→ Dataset records:
#####
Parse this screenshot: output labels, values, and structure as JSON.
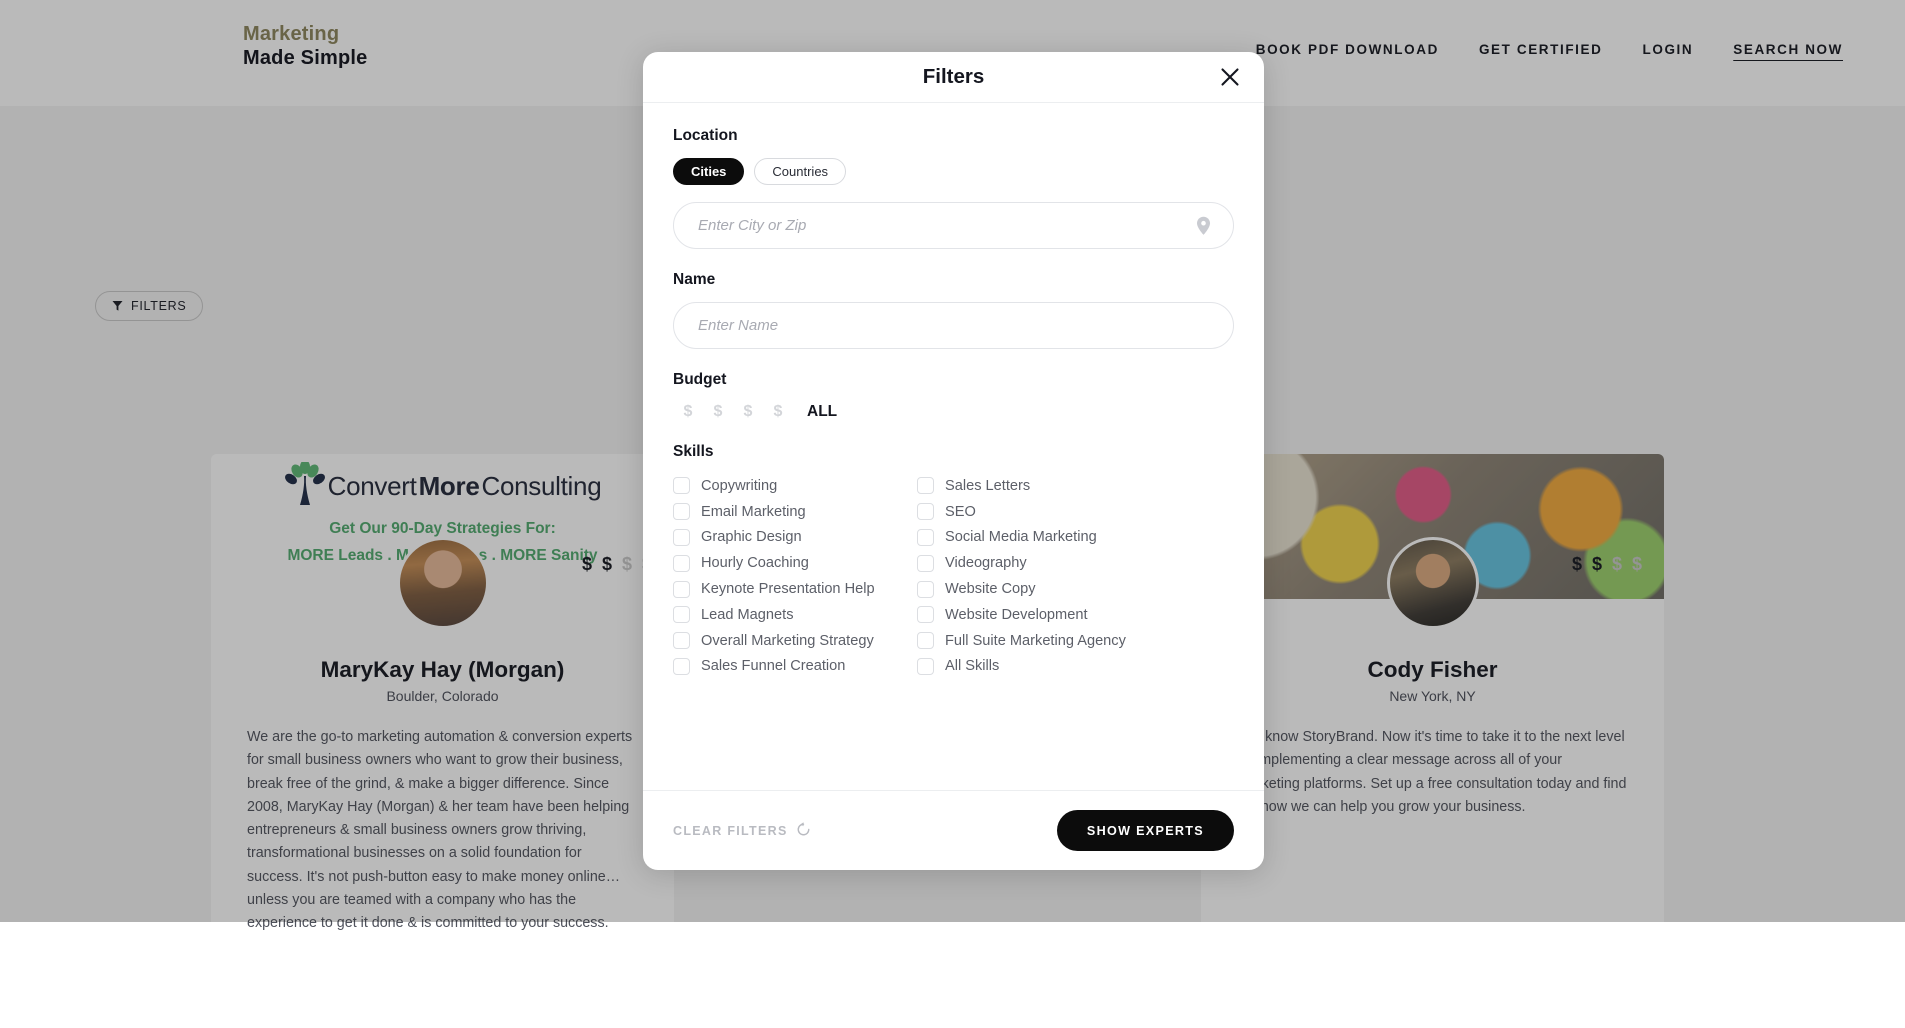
{
  "header": {
    "logo_line1": "Marketing",
    "logo_line2": "Made Simple",
    "nav": [
      {
        "label": "BOOK PDF DOWNLOAD",
        "underlined": false
      },
      {
        "label": "GET CERTIFIED",
        "underlined": false
      },
      {
        "label": "LOGIN",
        "underlined": false
      },
      {
        "label": "SEARCH NOW",
        "underlined": true
      }
    ]
  },
  "page": {
    "filters_pill_label": "FILTERS",
    "cards": [
      {
        "banner_type": "convertmore-logo",
        "banner": {
          "logo_part1": "Convert",
          "logo_part2": "More",
          "logo_part3": "Consulting",
          "tagline1": "Get Our 90-Day Strategies For:",
          "tagline2": "MORE Leads . MORE Sales . MORE Sanity"
        },
        "name": "MaryKay Hay (Morgan)",
        "location": "Boulder, Colorado",
        "price_filled": 2,
        "price_total": 4,
        "description": "We are the go-to marketing automation & conversion experts for small business owners who want to grow their business, break free of the grind, & make a bigger difference. Since 2008, MaryKay Hay (Morgan) & her team have been helping entrepreneurs & small business owners grow thriving, transformational businesses on a solid foundation for success. It's not push-button easy to make money online… unless you are teamed with a company who has the experience to get it done & is committed to your success."
      },
      {
        "banner_type": "photo",
        "banner": null,
        "name": "Cody Fisher",
        "location": "New York, NY",
        "price_filled": 2,
        "price_total": 4,
        "description": "You know StoryBrand. Now it's time to take it to the next level by implementing a clear message across all of your marketing platforms. Set up a free consultation today and find out how we can help you grow your business."
      }
    ]
  },
  "modal": {
    "title": "Filters",
    "close_icon": "close-icon",
    "location": {
      "label": "Location",
      "toggles": [
        {
          "label": "Cities",
          "active": true
        },
        {
          "label": "Countries",
          "active": false
        }
      ],
      "input_value": "",
      "input_placeholder": "Enter City or Zip",
      "input_icon": "location-pin-icon"
    },
    "name": {
      "label": "Name",
      "input_value": "",
      "input_placeholder": "Enter Name"
    },
    "budget": {
      "label": "Budget",
      "symbol": "$",
      "levels": 4,
      "selected": 0,
      "all_label": "ALL"
    },
    "skills": {
      "label": "Skills",
      "column_left": [
        {
          "label": "Copywriting",
          "checked": false
        },
        {
          "label": "Email Marketing",
          "checked": false
        },
        {
          "label": "Graphic Design",
          "checked": false
        },
        {
          "label": "Hourly Coaching",
          "checked": false
        },
        {
          "label": "Keynote Presentation Help",
          "checked": false
        },
        {
          "label": "Lead Magnets",
          "checked": false
        },
        {
          "label": "Overall Marketing Strategy",
          "checked": false
        },
        {
          "label": "Sales Funnel Creation",
          "checked": false
        }
      ],
      "column_right": [
        {
          "label": "Sales Letters",
          "checked": false
        },
        {
          "label": "SEO",
          "checked": false
        },
        {
          "label": "Social Media Marketing",
          "checked": false
        },
        {
          "label": "Videography",
          "checked": false
        },
        {
          "label": "Website Copy",
          "checked": false
        },
        {
          "label": "Website Development",
          "checked": false
        },
        {
          "label": "Full Suite Marketing Agency",
          "checked": false
        },
        {
          "label": "All Skills",
          "checked": false
        }
      ]
    },
    "footer": {
      "clear_label": "CLEAR FILTERS",
      "clear_icon": "reset-arrow-icon",
      "submit_label": "SHOW EXPERTS"
    }
  },
  "colors": {
    "accent_olive": "#8c845b",
    "black": "#0c0c0c",
    "muted_text": "#5c5f68",
    "overlay": "rgba(25,25,25,0.30)"
  }
}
#####
→ Task to carry out: Will you restate every entry word for word and omit the images?

→ Task output:
Parse this screenshot: output labels, values, and structure as JSON.
{
  "header": {
    "logo_line1": "Marketing",
    "logo_line2": "Made Simple",
    "nav": [
      {
        "label": "BOOK PDF DOWNLOAD",
        "underlined": false
      },
      {
        "label": "GET CERTIFIED",
        "underlined": false
      },
      {
        "label": "LOGIN",
        "underlined": false
      },
      {
        "label": "SEARCH NOW",
        "underlined": true
      }
    ]
  },
  "page": {
    "filters_pill_label": "FILTERS",
    "cards": [
      {
        "banner_type": "convertmore-logo",
        "banner": {
          "logo_part1": "Convert",
          "logo_part2": "More",
          "logo_part3": "Consulting",
          "tagline1": "Get Our 90-Day Strategies For:",
          "tagline2": "MORE Leads . MORE Sales . MORE Sanity"
        },
        "name": "MaryKay Hay (Morgan)",
        "location": "Boulder, Colorado",
        "price_filled": 2,
        "price_total": 4,
        "description": "We are the go-to marketing automation & conversion experts for small business owners who want to grow their business, break free of the grind, & make a bigger difference. Since 2008, MaryKay Hay (Morgan) & her team have been helping entrepreneurs & small business owners grow thriving, transformational businesses on a solid foundation for success. It's not push-button easy to make money online… unless you are teamed with a company who has the experience to get it done & is committed to your success."
      },
      {
        "banner_type": "photo",
        "banner": null,
        "name": "Cody Fisher",
        "location": "New York, NY",
        "price_filled": 2,
        "price_total": 4,
        "description": "You know StoryBrand. Now it's time to take it to the next level by implementing a clear message across all of your marketing platforms. Set up a free consultation today and find out how we can help you grow your business."
      }
    ]
  },
  "modal": {
    "title": "Filters",
    "close_icon": "close-icon",
    "location": {
      "label": "Location",
      "toggles": [
        {
          "label": "Cities",
          "active": true
        },
        {
          "label": "Countries",
          "active": false
        }
      ],
      "input_value": "",
      "input_placeholder": "Enter City or Zip",
      "input_icon": "location-pin-icon"
    },
    "name": {
      "label": "Name",
      "input_value": "",
      "input_placeholder": "Enter Name"
    },
    "budget": {
      "label": "Budget",
      "symbol": "$",
      "levels": 4,
      "selected": 0,
      "all_label": "ALL"
    },
    "skills": {
      "label": "Skills",
      "column_left": [
        {
          "label": "Copywriting",
          "checked": false
        },
        {
          "label": "Email Marketing",
          "checked": false
        },
        {
          "label": "Graphic Design",
          "checked": false
        },
        {
          "label": "Hourly Coaching",
          "checked": false
        },
        {
          "label": "Keynote Presentation Help",
          "checked": false
        },
        {
          "label": "Lead Magnets",
          "checked": false
        },
        {
          "label": "Overall Marketing Strategy",
          "checked": false
        },
        {
          "label": "Sales Funnel Creation",
          "checked": false
        }
      ],
      "column_right": [
        {
          "label": "Sales Letters",
          "checked": false
        },
        {
          "label": "SEO",
          "checked": false
        },
        {
          "label": "Social Media Marketing",
          "checked": false
        },
        {
          "label": "Videography",
          "checked": false
        },
        {
          "label": "Website Copy",
          "checked": false
        },
        {
          "label": "Website Development",
          "checked": false
        },
        {
          "label": "Full Suite Marketing Agency",
          "checked": false
        },
        {
          "label": "All Skills",
          "checked": false
        }
      ]
    },
    "footer": {
      "clear_label": "CLEAR FILTERS",
      "clear_icon": "reset-arrow-icon",
      "submit_label": "SHOW EXPERTS"
    }
  },
  "colors": {
    "accent_olive": "#8c845b",
    "black": "#0c0c0c",
    "muted_text": "#5c5f68",
    "overlay": "rgba(25,25,25,0.30)"
  }
}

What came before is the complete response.